■ Instruction ■
Count lines, not occurrences: report how many lines in the records hold the string "name", and nothing else.

■ Dataset rows ■
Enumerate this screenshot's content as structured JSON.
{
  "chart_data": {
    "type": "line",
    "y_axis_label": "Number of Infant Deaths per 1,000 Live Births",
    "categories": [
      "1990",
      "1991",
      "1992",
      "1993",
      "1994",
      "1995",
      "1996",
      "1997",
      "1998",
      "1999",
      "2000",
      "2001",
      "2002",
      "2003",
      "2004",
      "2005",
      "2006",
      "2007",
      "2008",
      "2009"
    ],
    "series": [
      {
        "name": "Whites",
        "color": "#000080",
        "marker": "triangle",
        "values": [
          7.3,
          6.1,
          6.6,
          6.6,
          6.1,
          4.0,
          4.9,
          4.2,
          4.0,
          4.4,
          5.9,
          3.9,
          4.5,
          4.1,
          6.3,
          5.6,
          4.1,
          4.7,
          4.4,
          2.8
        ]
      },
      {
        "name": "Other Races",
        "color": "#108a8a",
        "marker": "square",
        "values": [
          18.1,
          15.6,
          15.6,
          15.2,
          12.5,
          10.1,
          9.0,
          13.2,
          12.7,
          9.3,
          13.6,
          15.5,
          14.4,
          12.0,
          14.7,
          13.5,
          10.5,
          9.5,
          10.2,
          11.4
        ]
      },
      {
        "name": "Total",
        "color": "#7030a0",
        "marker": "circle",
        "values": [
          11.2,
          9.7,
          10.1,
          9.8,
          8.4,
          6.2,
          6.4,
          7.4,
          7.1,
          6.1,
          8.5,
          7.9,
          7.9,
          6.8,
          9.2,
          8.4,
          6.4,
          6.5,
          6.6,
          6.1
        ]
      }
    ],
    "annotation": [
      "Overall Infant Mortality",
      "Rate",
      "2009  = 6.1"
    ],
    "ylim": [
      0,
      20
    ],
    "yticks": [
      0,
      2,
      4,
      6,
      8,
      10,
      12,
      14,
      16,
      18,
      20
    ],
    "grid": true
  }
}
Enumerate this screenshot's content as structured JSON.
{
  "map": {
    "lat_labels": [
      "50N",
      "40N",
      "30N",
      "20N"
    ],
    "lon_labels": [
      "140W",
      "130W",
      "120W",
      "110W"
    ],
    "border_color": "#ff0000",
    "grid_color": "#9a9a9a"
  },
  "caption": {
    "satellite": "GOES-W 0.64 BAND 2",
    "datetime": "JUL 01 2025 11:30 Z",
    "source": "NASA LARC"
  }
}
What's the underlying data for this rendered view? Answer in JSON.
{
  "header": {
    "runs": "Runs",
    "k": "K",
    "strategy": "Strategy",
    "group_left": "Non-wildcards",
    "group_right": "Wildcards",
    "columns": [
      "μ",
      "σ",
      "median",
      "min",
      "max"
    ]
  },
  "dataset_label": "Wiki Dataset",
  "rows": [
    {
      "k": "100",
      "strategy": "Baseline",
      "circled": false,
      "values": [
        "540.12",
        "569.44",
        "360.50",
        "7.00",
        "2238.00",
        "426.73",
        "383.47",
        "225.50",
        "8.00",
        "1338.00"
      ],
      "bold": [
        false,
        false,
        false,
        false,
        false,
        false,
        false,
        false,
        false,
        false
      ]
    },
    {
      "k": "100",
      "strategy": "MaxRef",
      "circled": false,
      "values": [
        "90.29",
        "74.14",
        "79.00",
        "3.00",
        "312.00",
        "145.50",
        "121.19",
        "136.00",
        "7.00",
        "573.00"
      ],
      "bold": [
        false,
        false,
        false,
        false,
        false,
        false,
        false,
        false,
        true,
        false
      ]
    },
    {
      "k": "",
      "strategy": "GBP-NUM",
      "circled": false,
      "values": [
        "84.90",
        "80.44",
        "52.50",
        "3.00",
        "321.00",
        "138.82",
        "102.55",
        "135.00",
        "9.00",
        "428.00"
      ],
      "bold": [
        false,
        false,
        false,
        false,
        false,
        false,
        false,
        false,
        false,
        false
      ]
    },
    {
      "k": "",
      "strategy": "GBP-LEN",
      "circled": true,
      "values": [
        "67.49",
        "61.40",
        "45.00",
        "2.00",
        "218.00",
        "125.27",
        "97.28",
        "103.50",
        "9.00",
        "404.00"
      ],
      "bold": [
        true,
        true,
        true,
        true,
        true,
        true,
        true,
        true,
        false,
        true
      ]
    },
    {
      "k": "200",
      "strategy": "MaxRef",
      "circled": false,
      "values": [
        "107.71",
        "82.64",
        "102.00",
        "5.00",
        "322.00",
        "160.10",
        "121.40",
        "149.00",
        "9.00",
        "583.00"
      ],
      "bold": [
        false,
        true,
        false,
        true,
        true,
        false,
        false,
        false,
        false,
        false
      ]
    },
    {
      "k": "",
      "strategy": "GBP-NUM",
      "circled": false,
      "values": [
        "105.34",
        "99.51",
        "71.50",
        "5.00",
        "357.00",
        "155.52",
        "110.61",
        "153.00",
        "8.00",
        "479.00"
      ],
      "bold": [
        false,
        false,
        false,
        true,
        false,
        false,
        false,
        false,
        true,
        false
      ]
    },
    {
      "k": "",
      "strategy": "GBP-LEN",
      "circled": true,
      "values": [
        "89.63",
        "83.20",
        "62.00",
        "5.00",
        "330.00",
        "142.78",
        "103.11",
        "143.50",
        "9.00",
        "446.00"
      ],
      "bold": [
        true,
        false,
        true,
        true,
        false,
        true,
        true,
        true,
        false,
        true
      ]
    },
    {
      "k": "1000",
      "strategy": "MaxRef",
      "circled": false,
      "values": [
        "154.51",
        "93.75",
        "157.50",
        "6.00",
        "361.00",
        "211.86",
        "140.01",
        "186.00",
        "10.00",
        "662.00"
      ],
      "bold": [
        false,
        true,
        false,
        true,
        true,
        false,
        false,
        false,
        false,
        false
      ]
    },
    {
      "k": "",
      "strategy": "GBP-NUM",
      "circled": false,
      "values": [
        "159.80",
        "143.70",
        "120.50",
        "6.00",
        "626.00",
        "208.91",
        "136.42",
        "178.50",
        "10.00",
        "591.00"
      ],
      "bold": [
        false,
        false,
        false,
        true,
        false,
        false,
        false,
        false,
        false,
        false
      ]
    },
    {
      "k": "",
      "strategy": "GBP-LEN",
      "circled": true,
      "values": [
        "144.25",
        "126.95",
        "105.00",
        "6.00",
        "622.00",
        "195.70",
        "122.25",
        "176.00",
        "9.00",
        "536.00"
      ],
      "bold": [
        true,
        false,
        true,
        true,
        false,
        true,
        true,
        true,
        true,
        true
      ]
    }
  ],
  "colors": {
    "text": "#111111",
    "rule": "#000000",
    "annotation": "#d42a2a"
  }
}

■ Response to this task ■
3